**THE TASK**
Give back the full material, exactly as it reads.

**SUPPLIED RECORDS**
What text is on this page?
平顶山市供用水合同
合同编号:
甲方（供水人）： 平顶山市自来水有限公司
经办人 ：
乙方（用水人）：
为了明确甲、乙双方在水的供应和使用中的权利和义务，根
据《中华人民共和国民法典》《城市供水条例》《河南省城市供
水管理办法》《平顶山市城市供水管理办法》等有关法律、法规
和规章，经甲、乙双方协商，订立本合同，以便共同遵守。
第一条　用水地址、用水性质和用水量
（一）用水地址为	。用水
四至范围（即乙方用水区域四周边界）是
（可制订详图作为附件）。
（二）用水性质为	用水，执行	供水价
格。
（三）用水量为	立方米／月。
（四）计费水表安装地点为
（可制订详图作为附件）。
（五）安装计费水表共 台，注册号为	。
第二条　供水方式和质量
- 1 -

**EXERCISE SOLUTION**
What text is on this page?
平顶山市供用水合同
合同编号:
甲方（供水人）： 平顶山市自来水有限公司
经办人 ：
乙方（用水人）：
为了明确甲、乙双方在水的供应和使用中的权利和义务，根
据《中华人民共和国民法典》《城市供水条例》《河南省城市供
水管理办法》《平顶山市城市供水管理办法》等有关法律、法规
和规章，经甲、乙双方协商，订立本合同，以便共同遵守。
第一条　用水地址、用水性质和用水量
（一）用水地址为	。用水
四至范围（即乙方用水区域四周边界）是
（可制订详图作为附件）。
（二）用水性质为	用水，执行	供水价
格。
（三）用水量为	立方米／月。
（四）计费水表安装地点为
（可制订详图作为附件）。
（五）安装计费水表共 台，注册号为	。
第二条　供水方式和质量
- 1 -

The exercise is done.